AIM:
Pick out all lines with the word "القاعدتان" from the records that follow.

SUPPLIED MATERIAL:
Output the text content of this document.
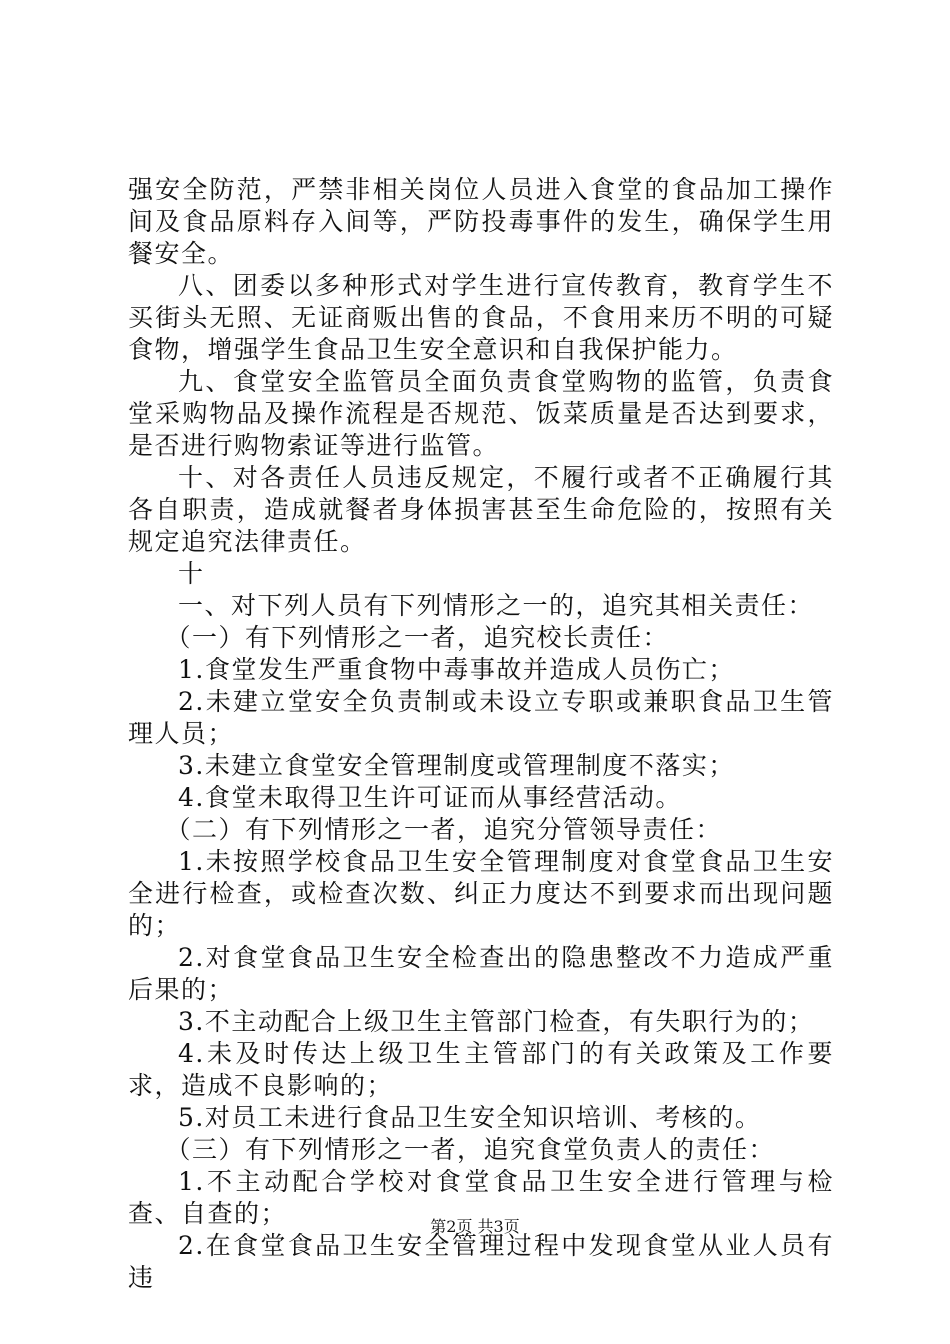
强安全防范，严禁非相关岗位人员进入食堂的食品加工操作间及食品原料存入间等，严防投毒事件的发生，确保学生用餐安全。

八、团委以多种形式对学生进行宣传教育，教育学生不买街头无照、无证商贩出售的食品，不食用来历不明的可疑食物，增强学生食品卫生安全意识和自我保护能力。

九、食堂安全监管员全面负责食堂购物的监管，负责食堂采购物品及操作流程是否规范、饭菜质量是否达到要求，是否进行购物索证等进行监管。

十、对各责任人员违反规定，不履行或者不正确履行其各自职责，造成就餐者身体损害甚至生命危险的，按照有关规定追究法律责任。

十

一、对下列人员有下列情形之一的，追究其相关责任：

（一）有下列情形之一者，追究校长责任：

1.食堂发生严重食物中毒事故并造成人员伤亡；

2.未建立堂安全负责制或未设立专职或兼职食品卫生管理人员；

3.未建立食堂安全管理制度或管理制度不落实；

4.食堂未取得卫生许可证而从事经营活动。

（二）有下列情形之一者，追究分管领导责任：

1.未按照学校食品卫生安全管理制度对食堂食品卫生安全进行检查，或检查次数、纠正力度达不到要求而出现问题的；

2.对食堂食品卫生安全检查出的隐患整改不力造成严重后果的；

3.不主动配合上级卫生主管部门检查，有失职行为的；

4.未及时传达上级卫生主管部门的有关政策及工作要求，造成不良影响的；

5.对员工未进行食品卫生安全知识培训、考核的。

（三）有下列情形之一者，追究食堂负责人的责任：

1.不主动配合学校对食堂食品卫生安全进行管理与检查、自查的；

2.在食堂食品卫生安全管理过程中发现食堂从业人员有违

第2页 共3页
---
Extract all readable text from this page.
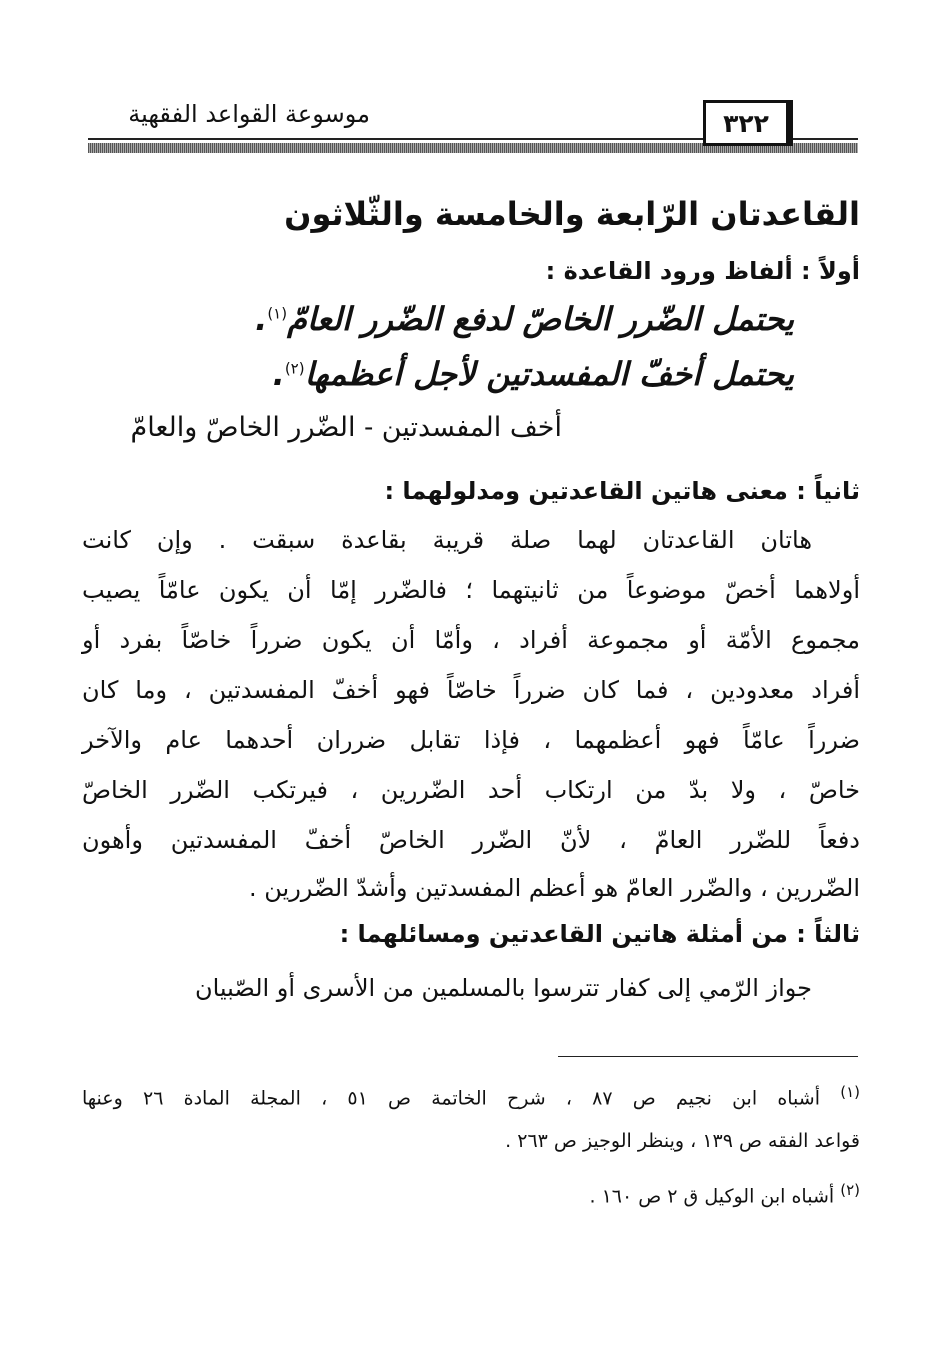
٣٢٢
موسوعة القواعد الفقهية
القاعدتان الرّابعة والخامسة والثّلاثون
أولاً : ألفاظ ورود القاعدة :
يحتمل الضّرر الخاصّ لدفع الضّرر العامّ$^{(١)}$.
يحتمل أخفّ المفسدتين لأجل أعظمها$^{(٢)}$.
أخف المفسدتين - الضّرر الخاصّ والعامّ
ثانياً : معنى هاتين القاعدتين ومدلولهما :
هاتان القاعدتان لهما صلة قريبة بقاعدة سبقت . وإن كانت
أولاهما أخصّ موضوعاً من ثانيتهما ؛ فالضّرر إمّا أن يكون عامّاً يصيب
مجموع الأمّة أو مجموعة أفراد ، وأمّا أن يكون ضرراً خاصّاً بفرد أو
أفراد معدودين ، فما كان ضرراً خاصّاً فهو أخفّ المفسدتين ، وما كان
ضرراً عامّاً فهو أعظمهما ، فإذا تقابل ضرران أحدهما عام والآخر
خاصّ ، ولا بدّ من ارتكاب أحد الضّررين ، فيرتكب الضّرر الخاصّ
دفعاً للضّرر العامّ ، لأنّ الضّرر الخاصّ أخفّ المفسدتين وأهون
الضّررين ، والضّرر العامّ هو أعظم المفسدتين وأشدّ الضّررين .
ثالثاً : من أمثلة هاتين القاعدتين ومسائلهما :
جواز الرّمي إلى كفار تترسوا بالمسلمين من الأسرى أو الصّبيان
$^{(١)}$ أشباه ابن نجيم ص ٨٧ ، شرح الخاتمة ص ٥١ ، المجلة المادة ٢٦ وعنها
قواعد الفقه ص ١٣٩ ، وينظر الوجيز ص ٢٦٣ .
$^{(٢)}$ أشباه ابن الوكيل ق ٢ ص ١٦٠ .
--
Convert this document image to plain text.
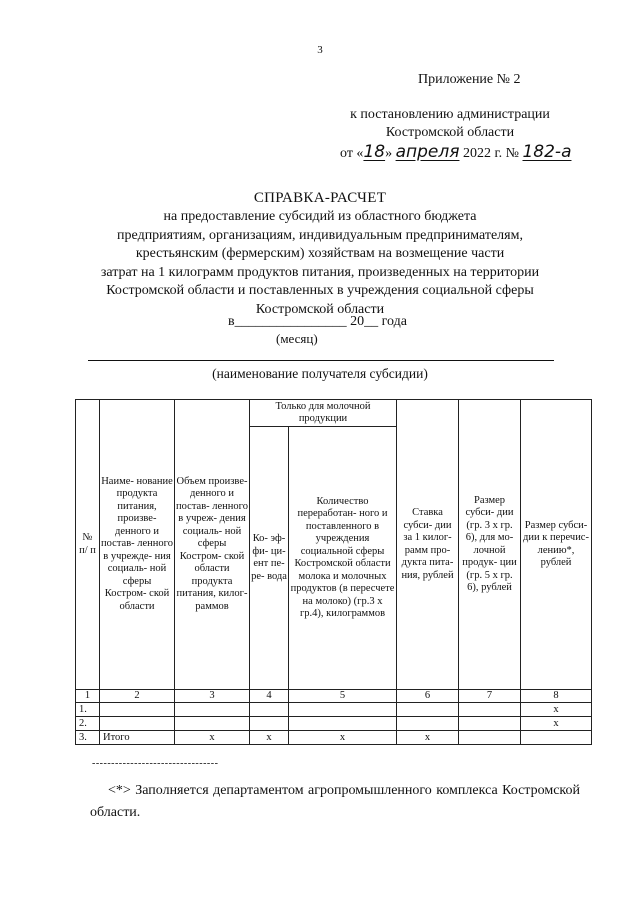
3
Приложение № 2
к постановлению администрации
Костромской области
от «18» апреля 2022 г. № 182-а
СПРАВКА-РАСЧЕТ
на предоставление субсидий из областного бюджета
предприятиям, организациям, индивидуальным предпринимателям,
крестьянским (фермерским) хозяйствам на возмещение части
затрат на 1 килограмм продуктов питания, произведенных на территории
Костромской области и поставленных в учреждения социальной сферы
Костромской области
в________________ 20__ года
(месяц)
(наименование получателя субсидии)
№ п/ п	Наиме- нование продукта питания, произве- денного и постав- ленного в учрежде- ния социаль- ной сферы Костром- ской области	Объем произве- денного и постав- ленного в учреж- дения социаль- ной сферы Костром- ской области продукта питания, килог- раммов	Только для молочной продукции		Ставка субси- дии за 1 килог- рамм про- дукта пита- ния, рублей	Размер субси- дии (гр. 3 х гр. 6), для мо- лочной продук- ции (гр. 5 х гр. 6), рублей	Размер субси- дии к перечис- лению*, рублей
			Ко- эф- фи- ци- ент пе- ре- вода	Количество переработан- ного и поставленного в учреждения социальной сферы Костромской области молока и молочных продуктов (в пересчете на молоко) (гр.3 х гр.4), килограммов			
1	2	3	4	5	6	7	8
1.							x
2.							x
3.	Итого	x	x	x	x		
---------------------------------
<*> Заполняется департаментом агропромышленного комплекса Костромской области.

FINISHED EXERCISE:
القاعدتان الرّابعة والخامسة والثّلاثون
هاتان القاعدتان لهما صلة قريبة بقاعدة سبقت . وإن كانت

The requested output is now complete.